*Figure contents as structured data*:
******
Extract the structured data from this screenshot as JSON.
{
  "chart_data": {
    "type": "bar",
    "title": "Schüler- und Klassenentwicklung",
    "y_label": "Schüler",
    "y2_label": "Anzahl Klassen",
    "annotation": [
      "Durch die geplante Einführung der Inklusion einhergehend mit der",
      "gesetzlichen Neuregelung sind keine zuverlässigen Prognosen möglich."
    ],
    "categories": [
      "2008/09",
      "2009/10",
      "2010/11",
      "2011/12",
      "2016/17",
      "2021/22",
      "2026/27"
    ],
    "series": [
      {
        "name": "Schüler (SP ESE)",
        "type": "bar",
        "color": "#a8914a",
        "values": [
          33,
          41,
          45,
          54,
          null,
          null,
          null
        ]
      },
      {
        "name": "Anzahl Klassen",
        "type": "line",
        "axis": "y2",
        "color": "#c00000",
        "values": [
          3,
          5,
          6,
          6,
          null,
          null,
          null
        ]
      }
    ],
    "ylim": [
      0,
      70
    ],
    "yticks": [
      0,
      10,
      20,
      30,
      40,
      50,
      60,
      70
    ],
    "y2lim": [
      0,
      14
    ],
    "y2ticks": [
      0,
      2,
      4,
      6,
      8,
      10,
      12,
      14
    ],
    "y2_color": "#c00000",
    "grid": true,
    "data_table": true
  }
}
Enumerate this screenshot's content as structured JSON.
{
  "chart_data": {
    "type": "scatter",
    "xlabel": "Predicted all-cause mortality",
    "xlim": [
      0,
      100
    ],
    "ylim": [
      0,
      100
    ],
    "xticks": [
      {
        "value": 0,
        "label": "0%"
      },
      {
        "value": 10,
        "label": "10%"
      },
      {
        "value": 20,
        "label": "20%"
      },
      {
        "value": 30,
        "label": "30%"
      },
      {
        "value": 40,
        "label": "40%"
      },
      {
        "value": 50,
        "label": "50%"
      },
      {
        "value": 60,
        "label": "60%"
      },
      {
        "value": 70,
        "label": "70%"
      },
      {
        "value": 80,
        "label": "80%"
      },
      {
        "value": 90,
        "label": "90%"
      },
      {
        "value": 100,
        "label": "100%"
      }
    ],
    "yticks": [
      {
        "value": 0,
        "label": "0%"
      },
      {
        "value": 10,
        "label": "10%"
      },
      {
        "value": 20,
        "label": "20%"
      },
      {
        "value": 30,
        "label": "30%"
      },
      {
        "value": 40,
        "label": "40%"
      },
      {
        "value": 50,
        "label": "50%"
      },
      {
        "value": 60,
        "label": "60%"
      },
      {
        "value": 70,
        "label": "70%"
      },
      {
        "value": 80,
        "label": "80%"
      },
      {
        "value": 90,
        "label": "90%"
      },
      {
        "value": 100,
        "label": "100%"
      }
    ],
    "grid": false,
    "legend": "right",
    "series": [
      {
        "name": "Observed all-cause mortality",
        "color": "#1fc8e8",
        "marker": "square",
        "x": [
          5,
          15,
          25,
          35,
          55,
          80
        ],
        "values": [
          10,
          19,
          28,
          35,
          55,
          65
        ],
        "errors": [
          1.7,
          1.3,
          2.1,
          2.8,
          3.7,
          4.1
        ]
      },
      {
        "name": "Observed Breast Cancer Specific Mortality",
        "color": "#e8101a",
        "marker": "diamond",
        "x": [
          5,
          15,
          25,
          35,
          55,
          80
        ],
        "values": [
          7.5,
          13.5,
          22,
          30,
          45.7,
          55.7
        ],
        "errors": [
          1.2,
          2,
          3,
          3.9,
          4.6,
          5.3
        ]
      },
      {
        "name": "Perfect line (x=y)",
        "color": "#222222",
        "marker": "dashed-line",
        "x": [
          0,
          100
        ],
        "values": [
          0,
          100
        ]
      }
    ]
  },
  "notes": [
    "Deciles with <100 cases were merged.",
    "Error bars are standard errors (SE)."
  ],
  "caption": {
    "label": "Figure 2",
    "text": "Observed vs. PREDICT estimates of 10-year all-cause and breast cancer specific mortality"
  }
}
******
The records above should all be quoted exactly, please.

Extract the structured data from this screenshot as JSON.
{
  "chart_data": {
    "type": "bar",
    "title": "Schüler- und Klassenentwicklung",
    "y_label": "Schüler",
    "y2_label": "Anzahl Klassen",
    "annotation": [
      "Durch die geplante Einführung der Inklusion einhergehend mit der",
      "gesetzlichen Neuregelung sind keine zuverlässigen Prognosen möglich."
    ],
    "categories": [
      "2008/09",
      "2009/10",
      "2010/11",
      "2011/12",
      "2016/17",
      "2021/22",
      "2026/27"
    ],
    "series": [
      {
        "name": "Schüler (SP ESE)",
        "type": "bar",
        "color": "#a8914a",
        "values": [
          33,
          41,
          45,
          54,
          null,
          null,
          null
        ]
      },
      {
        "name": "Anzahl Klassen",
        "type": "line",
        "axis": "y2",
        "color": "#c00000",
        "values": [
          3,
          5,
          6,
          6,
          null,
          null,
          null
        ]
      }
    ],
    "ylim": [
      0,
      70
    ],
    "yticks": [
      0,
      10,
      20,
      30,
      40,
      50,
      60,
      70
    ],
    "y2lim": [
      0,
      14
    ],
    "y2ticks": [
      0,
      2,
      4,
      6,
      8,
      10,
      12,
      14
    ],
    "y2_color": "#c00000",
    "grid": true,
    "data_table": true
  }
}
Enumerate this screenshot's content as structured JSON.
{
  "chart_data": {
    "type": "scatter",
    "xlabel": "Predicted all-cause mortality",
    "xlim": [
      0,
      100
    ],
    "ylim": [
      0,
      100
    ],
    "xticks": [
      {
        "value": 0,
        "label": "0%"
      },
      {
        "value": 10,
        "label": "10%"
      },
      {
        "value": 20,
        "label": "20%"
      },
      {
        "value": 30,
        "label": "30%"
      },
      {
        "value": 40,
        "label": "40%"
      },
      {
        "value": 50,
        "label": "50%"
      },
      {
        "value": 60,
        "label": "60%"
      },
      {
        "value": 70,
        "label": "70%"
      },
      {
        "value": 80,
        "label": "80%"
      },
      {
        "value": 90,
        "label": "90%"
      },
      {
        "value": 100,
        "label": "100%"
      }
    ],
    "yticks": [
      {
        "value": 0,
        "label": "0%"
      },
      {
        "value": 10,
        "label": "10%"
      },
      {
        "value": 20,
        "label": "20%"
      },
      {
        "value": 30,
        "label": "30%"
      },
      {
        "value": 40,
        "label": "40%"
      },
      {
        "value": 50,
        "label": "50%"
      },
      {
        "value": 60,
        "label": "60%"
      },
      {
        "value": 70,
        "label": "70%"
      },
      {
        "value": 80,
        "label": "80%"
      },
      {
        "value": 90,
        "label": "90%"
      },
      {
        "value": 100,
        "label": "100%"
      }
    ],
    "grid": false,
    "legend": "right",
    "series": [
      {
        "name": "Observed all-cause mortality",
        "color": "#1fc8e8",
        "marker": "square",
        "x": [
          5,
          15,
          25,
          35,
          55,
          80
        ],
        "values": [
          10,
          19,
          28,
          35,
          55,
          65
        ],
        "errors": [
          1.7,
          1.3,
          2.1,
          2.8,
          3.7,
          4.1
        ]
      },
      {
        "name": "Observed Breast Cancer Specific Mortality",
        "color": "#e8101a",
        "marker": "diamond",
        "x": [
          5,
          15,
          25,
          35,
          55,
          80
        ],
        "values": [
          7.5,
          13.5,
          22,
          30,
          45.7,
          55.7
        ],
        "errors": [
          1.2,
          2,
          3,
          3.9,
          4.6,
          5.3
        ]
      },
      {
        "name": "Perfect line (x=y)",
        "color": "#222222",
        "marker": "dashed-line",
        "x": [
          0,
          100
        ],
        "values": [
          0,
          100
        ]
      }
    ]
  },
  "notes": [
    "Deciles with <100 cases were merged.",
    "Error bars are standard errors (SE)."
  ],
  "caption": {
    "label": "Figure 2",
    "text": "Observed vs. PREDICT estimates of 10-year all-cause and breast cancer specific mortality"
  }
}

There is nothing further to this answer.